:: Written request ::
Write out all entries word for word.

:: Source material ::
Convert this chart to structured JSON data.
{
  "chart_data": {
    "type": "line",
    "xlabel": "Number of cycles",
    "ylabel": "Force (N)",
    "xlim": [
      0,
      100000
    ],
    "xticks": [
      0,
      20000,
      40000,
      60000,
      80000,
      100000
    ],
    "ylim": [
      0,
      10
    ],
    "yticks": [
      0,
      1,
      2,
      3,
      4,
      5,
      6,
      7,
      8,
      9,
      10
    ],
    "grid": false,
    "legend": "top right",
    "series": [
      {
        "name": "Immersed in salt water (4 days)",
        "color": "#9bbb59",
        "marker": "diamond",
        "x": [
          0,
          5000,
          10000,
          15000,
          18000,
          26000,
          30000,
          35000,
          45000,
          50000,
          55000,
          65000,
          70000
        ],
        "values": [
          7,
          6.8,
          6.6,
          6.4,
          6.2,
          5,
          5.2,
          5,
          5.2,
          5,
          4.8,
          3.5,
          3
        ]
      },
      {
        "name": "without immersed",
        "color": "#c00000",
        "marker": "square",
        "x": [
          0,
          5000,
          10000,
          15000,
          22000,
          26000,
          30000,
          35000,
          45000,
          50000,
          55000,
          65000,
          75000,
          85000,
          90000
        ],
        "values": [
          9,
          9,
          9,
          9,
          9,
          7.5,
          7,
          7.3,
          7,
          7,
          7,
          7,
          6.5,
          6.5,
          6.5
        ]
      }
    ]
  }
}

:: Answer for this exercise ::
Convert this chart to structured JSON data.
{
  "chart_data": {
    "type": "line",
    "xlabel": "Number of cycles",
    "ylabel": "Force (N)",
    "xlim": [
      0,
      100000
    ],
    "xticks": [
      0,
      20000,
      40000,
      60000,
      80000,
      100000
    ],
    "ylim": [
      0,
      10
    ],
    "yticks": [
      0,
      1,
      2,
      3,
      4,
      5,
      6,
      7,
      8,
      9,
      10
    ],
    "grid": false,
    "legend": "top right",
    "series": [
      {
        "name": "Immersed in salt water (4 days)",
        "color": "#9bbb59",
        "marker": "diamond",
        "x": [
          0,
          5000,
          10000,
          15000,
          18000,
          26000,
          30000,
          35000,
          45000,
          50000,
          55000,
          65000,
          70000
        ],
        "values": [
          7,
          6.8,
          6.6,
          6.4,
          6.2,
          5,
          5.2,
          5,
          5.2,
          5,
          4.8,
          3.5,
          3
        ]
      },
      {
        "name": "without immersed",
        "color": "#c00000",
        "marker": "square",
        "x": [
          0,
          5000,
          10000,
          15000,
          22000,
          26000,
          30000,
          35000,
          45000,
          50000,
          55000,
          65000,
          75000,
          85000,
          90000
        ],
        "values": [
          9,
          9,
          9,
          9,
          9,
          7.5,
          7,
          7.3,
          7,
          7,
          7,
          7,
          6.5,
          6.5,
          6.5
        ]
      }
    ]
  }
}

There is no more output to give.